MATERIAL FOR THE TASK -

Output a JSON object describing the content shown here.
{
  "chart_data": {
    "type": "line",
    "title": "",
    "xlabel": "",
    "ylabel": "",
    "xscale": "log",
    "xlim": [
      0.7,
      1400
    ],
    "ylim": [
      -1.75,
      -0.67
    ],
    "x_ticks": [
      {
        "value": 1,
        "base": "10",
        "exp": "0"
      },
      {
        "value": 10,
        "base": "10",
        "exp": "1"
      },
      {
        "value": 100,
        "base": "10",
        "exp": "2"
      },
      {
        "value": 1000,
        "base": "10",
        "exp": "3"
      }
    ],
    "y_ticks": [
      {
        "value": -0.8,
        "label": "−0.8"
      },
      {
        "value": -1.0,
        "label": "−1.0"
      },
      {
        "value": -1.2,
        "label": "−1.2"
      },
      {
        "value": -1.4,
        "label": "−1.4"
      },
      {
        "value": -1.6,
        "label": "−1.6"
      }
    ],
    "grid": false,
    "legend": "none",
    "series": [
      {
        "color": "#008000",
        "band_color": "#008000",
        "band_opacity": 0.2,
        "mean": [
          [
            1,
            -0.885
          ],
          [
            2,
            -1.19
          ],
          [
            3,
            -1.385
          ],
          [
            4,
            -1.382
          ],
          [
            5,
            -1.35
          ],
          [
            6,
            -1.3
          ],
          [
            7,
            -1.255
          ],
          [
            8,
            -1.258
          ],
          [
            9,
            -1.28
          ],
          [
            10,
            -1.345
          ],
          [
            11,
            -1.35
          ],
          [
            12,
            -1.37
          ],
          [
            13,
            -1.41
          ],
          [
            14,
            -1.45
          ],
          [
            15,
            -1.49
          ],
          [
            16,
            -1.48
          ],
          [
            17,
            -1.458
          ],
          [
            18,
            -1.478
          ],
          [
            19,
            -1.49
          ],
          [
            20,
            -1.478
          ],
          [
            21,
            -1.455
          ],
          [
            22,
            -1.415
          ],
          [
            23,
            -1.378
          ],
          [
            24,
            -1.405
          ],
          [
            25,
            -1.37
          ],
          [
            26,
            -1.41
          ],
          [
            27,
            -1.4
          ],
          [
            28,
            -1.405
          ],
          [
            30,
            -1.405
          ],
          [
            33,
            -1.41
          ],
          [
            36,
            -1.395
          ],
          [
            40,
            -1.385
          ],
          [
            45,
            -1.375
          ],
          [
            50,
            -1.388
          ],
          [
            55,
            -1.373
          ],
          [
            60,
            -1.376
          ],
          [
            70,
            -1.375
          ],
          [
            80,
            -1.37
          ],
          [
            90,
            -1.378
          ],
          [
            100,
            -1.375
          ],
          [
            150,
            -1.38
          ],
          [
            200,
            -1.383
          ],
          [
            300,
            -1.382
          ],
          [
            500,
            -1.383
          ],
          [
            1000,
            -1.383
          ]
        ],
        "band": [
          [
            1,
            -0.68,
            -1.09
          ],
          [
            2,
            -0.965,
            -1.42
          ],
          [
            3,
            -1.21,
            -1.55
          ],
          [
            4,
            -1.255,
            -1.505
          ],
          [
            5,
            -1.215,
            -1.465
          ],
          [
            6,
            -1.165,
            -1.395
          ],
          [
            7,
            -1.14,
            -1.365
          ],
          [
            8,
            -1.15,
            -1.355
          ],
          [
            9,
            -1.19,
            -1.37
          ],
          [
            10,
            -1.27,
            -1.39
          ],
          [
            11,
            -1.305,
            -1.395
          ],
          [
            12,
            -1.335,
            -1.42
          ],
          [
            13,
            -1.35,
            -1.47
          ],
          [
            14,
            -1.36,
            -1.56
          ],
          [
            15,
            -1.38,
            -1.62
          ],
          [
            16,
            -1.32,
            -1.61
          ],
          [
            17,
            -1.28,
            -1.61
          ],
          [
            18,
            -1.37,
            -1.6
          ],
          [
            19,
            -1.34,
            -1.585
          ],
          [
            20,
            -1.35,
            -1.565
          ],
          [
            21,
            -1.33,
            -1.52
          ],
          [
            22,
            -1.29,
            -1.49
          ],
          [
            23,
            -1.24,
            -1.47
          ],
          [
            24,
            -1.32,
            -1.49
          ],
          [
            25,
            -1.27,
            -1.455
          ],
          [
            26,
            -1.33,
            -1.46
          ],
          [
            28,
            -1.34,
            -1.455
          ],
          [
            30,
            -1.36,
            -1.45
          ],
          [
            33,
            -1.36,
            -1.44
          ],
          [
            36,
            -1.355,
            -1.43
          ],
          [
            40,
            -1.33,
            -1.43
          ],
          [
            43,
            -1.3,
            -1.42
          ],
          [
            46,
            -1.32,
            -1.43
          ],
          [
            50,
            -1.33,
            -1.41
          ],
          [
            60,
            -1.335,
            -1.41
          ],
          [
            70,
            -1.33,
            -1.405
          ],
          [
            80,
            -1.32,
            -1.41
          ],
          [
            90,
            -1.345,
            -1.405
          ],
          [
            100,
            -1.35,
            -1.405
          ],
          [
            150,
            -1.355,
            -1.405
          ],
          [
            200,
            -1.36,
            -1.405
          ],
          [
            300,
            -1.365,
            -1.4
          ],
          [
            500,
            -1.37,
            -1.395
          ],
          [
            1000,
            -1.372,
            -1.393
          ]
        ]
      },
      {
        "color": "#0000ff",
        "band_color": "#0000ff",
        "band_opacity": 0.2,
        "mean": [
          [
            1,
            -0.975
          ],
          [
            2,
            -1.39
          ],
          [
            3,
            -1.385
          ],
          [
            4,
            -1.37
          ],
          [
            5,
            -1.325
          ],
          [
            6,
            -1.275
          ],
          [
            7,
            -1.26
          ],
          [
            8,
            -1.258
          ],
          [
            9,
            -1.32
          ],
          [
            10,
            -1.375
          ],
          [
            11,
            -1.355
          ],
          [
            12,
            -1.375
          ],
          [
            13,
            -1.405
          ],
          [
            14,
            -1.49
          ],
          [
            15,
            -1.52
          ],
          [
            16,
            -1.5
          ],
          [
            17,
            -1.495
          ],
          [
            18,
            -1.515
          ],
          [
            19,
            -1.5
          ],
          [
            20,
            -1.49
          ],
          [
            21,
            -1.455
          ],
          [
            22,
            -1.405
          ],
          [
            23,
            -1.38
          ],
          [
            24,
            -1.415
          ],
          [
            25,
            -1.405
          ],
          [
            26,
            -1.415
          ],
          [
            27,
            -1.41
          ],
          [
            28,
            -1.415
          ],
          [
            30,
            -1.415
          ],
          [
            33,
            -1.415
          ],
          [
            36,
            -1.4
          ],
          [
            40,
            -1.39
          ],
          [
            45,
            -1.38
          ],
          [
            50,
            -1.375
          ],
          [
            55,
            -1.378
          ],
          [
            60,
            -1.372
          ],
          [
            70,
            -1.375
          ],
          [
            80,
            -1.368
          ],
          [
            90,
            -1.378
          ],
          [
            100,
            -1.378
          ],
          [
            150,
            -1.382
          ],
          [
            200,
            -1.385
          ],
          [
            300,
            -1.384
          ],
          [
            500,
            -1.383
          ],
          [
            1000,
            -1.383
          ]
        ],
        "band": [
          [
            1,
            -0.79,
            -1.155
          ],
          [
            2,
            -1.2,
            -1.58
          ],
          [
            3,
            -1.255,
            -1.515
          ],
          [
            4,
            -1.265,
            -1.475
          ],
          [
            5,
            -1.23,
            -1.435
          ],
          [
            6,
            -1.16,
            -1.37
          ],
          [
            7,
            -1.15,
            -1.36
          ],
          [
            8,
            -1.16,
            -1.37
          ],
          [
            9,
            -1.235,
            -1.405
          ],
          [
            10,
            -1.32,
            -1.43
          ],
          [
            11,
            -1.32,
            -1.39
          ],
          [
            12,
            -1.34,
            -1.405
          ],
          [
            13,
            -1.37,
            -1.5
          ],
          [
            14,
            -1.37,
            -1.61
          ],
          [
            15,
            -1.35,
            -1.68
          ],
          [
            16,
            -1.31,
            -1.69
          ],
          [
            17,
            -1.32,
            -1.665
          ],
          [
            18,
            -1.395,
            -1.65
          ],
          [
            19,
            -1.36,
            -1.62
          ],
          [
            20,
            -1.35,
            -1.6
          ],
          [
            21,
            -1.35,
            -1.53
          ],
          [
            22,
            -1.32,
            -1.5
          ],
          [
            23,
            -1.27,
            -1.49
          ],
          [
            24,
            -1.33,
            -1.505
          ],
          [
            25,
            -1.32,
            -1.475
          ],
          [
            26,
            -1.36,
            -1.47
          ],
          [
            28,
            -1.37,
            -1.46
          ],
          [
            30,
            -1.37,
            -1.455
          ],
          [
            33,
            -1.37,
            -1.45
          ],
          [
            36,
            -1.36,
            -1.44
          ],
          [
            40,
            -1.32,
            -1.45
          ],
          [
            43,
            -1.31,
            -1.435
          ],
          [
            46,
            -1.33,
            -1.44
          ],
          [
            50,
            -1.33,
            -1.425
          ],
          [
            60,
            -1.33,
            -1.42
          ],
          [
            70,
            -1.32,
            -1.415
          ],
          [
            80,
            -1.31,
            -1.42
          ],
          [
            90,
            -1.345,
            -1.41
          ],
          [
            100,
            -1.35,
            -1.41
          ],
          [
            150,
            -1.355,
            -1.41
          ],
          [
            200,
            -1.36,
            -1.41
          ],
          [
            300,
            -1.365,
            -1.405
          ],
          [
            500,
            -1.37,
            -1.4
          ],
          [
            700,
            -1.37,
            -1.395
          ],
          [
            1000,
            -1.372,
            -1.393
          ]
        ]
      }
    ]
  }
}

EXERCISE BRIEF - Find the word "value" in the entries, and copy every line it shows up in.

ANSWER IN FULL -
        "value": 1,
        "value": 10,
        "value": 100,
        "value": 1000,
        "value": -0.8,
        "value": -1.0,
        "value": -1.2,
        "value": -1.4,
        "value": -1.6,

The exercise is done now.